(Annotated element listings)
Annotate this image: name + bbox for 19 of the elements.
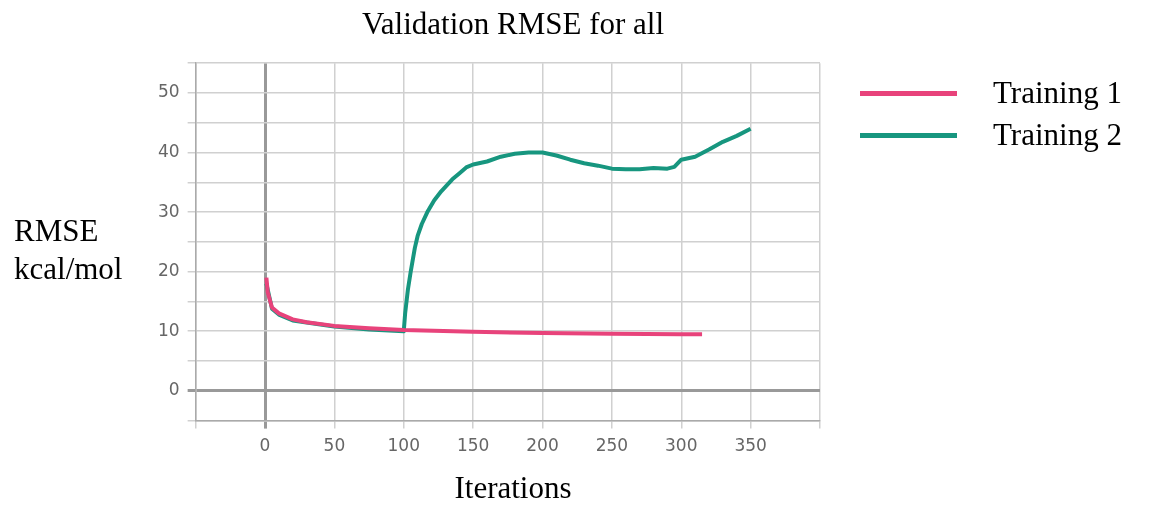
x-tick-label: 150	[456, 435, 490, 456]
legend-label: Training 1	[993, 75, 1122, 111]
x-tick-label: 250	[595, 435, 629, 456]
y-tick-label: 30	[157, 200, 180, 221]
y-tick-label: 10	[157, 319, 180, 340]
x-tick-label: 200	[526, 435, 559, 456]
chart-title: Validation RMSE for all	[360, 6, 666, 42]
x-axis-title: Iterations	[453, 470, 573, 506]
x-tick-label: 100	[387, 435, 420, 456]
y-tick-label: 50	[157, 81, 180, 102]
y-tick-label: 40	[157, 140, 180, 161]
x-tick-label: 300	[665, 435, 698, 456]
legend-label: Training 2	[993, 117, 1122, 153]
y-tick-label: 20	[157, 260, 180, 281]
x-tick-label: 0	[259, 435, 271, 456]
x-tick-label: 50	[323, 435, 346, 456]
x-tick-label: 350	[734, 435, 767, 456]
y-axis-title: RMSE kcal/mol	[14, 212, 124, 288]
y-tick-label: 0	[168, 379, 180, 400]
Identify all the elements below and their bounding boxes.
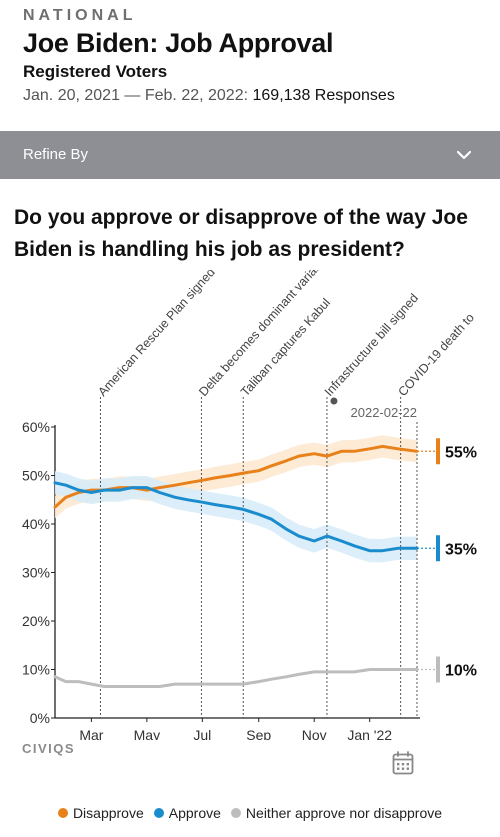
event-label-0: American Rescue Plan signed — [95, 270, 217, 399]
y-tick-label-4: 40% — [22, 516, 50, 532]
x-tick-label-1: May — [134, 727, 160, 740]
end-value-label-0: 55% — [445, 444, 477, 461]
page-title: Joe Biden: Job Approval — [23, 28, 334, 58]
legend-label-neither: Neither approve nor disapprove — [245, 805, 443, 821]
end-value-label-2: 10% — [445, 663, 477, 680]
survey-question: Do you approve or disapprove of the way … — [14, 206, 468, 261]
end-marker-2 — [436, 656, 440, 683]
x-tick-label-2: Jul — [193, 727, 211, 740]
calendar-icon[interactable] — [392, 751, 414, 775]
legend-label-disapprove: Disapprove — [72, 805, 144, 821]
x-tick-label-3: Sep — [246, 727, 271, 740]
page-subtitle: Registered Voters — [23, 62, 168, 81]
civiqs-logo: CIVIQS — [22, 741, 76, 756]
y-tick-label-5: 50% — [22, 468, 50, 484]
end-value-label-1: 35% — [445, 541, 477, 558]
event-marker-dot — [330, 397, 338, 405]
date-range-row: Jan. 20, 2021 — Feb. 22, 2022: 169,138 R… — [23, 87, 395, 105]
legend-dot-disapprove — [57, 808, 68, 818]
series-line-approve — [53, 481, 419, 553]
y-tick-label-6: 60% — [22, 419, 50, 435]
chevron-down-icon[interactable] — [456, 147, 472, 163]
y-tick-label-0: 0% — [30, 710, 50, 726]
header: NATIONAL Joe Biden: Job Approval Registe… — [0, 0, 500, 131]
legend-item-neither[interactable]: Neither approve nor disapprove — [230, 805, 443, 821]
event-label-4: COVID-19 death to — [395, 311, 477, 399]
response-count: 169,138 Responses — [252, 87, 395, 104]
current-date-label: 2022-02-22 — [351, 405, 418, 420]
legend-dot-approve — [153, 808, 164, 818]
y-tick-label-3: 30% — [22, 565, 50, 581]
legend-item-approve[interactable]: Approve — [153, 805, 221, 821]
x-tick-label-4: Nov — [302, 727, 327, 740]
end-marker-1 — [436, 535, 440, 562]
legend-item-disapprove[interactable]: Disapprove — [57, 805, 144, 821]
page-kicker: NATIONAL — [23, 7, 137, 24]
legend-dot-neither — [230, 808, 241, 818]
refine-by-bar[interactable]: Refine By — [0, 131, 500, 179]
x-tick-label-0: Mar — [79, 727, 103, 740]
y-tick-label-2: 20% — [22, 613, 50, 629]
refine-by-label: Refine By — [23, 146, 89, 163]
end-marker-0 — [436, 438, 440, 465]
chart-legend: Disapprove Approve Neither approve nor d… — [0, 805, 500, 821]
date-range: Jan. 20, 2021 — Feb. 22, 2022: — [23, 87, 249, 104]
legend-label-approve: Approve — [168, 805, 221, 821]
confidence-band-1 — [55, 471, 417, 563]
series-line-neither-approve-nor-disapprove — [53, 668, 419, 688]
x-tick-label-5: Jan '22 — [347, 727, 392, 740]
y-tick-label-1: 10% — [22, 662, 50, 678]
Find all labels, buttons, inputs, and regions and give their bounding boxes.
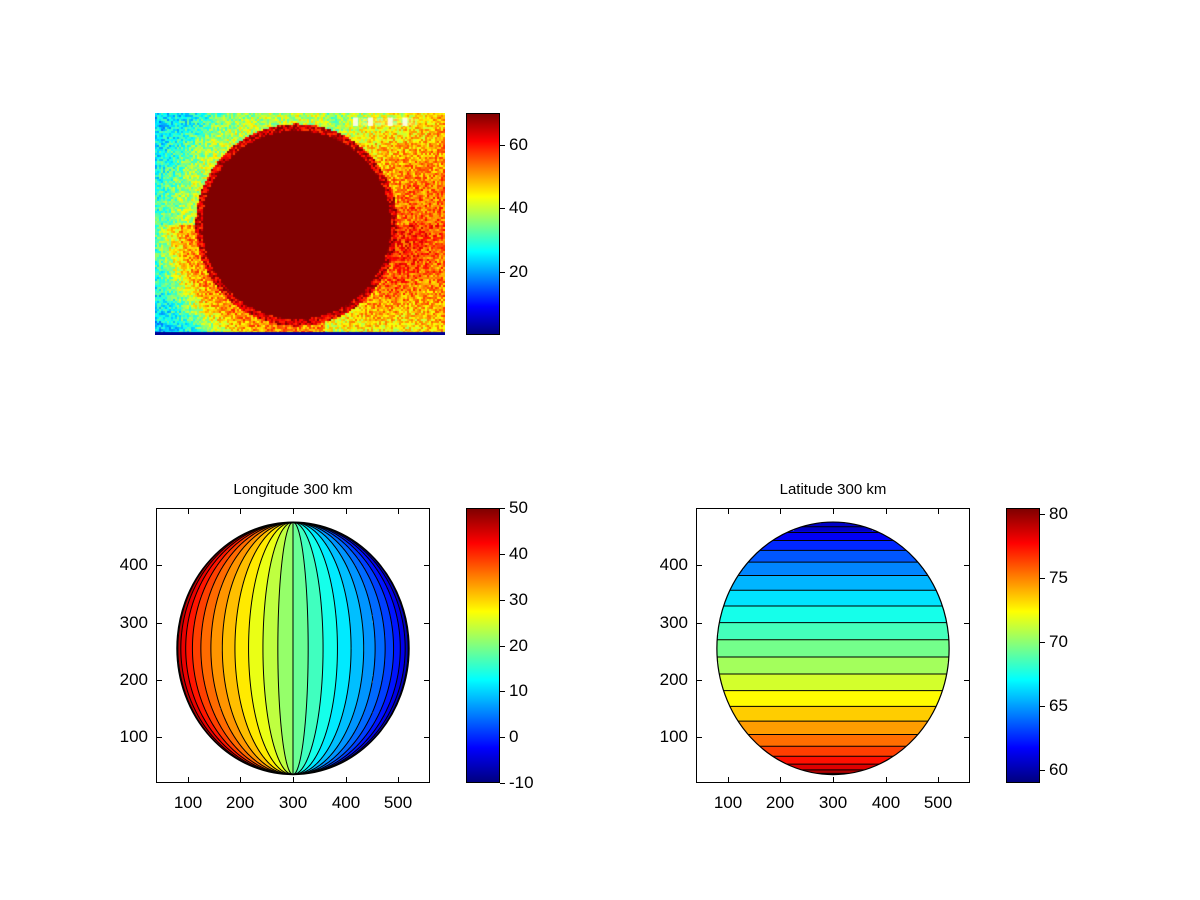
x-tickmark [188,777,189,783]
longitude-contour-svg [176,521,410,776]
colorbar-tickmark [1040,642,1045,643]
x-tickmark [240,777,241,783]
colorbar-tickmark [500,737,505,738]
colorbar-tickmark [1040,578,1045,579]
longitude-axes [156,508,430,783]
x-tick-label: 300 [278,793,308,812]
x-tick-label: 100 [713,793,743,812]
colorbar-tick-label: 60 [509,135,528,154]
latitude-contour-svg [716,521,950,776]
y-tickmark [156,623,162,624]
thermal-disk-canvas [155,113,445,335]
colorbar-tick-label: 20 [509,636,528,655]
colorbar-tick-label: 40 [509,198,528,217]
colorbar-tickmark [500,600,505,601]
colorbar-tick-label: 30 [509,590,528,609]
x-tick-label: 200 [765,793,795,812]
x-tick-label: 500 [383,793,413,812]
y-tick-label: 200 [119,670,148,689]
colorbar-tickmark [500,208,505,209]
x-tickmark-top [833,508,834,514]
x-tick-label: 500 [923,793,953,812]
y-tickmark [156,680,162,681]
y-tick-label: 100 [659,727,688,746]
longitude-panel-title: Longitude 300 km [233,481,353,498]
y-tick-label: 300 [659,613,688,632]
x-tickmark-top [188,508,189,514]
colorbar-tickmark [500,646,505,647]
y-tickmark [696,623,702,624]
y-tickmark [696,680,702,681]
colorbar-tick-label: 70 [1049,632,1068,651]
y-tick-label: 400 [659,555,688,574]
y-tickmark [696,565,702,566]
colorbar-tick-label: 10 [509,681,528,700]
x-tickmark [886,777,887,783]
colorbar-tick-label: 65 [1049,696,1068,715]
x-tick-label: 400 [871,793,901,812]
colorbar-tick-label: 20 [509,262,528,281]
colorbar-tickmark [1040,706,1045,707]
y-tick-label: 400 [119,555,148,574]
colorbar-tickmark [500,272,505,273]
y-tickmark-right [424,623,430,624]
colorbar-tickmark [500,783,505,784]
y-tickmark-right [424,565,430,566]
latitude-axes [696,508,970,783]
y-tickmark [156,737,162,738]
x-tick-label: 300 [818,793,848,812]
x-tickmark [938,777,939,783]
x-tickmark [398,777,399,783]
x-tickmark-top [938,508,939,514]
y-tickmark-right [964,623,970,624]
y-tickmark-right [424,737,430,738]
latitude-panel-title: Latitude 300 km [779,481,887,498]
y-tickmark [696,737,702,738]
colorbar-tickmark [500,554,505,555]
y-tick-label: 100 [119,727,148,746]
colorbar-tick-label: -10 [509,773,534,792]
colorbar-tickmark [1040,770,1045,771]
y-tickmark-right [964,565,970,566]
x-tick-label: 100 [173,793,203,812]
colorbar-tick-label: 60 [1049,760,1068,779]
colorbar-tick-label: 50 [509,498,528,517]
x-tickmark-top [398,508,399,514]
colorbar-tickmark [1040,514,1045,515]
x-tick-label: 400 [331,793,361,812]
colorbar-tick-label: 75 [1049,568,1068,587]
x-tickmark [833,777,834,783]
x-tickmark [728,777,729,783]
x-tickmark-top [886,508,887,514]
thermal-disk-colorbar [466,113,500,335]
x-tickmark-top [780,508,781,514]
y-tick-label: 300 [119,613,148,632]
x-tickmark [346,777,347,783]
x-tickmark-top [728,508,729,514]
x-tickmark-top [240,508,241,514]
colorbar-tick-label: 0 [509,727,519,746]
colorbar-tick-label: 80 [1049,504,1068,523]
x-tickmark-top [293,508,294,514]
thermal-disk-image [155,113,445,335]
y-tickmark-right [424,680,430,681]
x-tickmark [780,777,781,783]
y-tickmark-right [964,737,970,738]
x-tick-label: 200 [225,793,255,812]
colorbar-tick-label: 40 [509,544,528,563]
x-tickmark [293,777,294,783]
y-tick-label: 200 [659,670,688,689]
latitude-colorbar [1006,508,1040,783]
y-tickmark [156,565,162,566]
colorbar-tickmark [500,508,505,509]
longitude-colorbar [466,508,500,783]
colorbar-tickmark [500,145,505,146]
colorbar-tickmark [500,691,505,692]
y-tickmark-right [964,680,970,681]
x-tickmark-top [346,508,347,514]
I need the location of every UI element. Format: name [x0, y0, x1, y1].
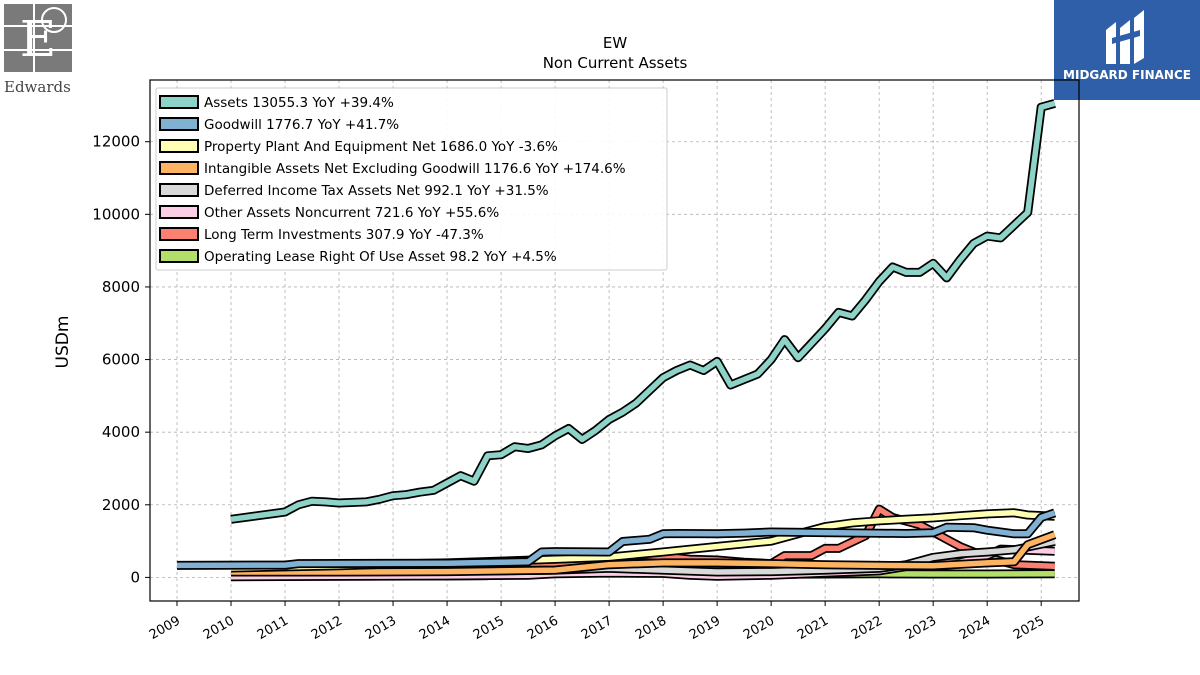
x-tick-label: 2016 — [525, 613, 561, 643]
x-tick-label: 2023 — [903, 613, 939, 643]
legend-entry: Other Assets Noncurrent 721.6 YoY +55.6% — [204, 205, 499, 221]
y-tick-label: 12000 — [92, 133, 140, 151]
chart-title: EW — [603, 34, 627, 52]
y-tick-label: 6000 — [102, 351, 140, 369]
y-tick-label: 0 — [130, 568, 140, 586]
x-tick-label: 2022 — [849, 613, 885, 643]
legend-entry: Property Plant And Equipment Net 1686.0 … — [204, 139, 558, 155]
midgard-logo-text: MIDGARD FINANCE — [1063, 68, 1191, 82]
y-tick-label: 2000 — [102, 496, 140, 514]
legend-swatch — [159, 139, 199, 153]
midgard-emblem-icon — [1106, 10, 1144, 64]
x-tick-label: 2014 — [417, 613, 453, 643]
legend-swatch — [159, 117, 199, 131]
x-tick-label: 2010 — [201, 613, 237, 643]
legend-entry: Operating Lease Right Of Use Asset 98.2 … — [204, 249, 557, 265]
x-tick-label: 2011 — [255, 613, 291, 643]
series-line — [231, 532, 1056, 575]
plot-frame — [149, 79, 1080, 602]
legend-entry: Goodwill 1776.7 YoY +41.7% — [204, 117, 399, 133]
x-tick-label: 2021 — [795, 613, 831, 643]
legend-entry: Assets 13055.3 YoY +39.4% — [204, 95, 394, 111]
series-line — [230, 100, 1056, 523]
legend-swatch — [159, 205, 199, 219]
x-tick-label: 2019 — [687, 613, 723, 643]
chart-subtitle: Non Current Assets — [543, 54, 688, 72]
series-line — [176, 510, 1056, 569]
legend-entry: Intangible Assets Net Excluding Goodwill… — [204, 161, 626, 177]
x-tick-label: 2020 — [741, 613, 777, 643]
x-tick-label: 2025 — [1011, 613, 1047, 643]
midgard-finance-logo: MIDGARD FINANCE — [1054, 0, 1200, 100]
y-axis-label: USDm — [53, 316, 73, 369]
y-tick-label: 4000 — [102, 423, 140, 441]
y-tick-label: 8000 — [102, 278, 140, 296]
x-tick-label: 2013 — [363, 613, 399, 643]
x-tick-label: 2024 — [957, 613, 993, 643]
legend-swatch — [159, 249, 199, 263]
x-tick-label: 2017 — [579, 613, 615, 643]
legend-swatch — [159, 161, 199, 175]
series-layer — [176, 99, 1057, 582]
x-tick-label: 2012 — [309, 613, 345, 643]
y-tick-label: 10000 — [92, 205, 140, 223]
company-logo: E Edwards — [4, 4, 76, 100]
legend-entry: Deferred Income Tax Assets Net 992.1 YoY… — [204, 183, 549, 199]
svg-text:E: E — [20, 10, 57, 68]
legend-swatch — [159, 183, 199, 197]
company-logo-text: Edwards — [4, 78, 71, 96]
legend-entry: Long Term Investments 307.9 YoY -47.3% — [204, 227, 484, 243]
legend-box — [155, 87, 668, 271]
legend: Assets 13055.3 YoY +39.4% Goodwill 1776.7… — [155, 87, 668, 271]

STATED GOAL:
Copy the rows exactly as they appear, from the line with "x-tick-label: 2016 — [525, 613, 561, 643]" up to and including the line with "y-tick-label: 10000 — [92, 205, 140, 223]".

ANSWER FOR THE TASK:
x-tick-label: 2016 — [525, 613, 561, 643]
x-tick-label: 2023 — [903, 613, 939, 643]
legend-entry: Other Assets Noncurrent 721.6 YoY +55.6% — [204, 205, 499, 221]
y-tick-label: 12000 — [92, 133, 140, 151]
chart-title: EW — [603, 34, 627, 52]
y-tick-label: 6000 — [102, 351, 140, 369]
y-tick-label: 0 — [130, 568, 140, 586]
x-tick-label: 2022 — [849, 613, 885, 643]
legend-entry: Property Plant And Equipment Net 1686.0 … — [204, 139, 558, 155]
midgard-logo-text: MIDGARD FINANCE — [1063, 68, 1191, 82]
y-tick-label: 2000 — [102, 496, 140, 514]
legend-swatch — [159, 139, 199, 153]
midgard-emblem-icon — [1106, 10, 1144, 64]
x-tick-label: 2014 — [417, 613, 453, 643]
legend-swatch — [159, 117, 199, 131]
x-tick-label: 2010 — [201, 613, 237, 643]
legend-entry: Operating Lease Right Of Use Asset 98.2 … — [204, 249, 557, 265]
x-tick-label: 2011 — [255, 613, 291, 643]
series-line — [231, 532, 1056, 575]
plot-frame — [149, 79, 1080, 602]
legend-entry: Goodwill 1776.7 YoY +41.7% — [204, 117, 399, 133]
x-tick-label: 2021 — [795, 613, 831, 643]
legend-entry: Assets 13055.3 YoY +39.4% — [204, 95, 394, 111]
series-line — [230, 100, 1056, 523]
legend-swatch — [159, 205, 199, 219]
x-tick-label: 2019 — [687, 613, 723, 643]
chart-subtitle: Non Current Assets — [543, 54, 688, 72]
series-line — [176, 510, 1056, 569]
legend-entry: Intangible Assets Net Excluding Goodwill… — [204, 161, 626, 177]
x-tick-label: 2020 — [741, 613, 777, 643]
x-tick-label: 2025 — [1011, 613, 1047, 643]
midgard-finance-logo: MIDGARD FINANCE — [1054, 0, 1200, 100]
y-axis-label: USDm — [53, 316, 73, 369]
y-tick-label: 4000 — [102, 423, 140, 441]
y-tick-label: 8000 — [102, 278, 140, 296]
x-tick-label: 2013 — [363, 613, 399, 643]
x-tick-label: 2024 — [957, 613, 993, 643]
legend-swatch — [159, 249, 199, 263]
x-tick-label: 2017 — [579, 613, 615, 643]
legend-swatch — [159, 161, 199, 175]
series-layer — [176, 99, 1057, 582]
x-tick-label: 2012 — [309, 613, 345, 643]
y-tick-label: 10000 — [92, 205, 140, 223]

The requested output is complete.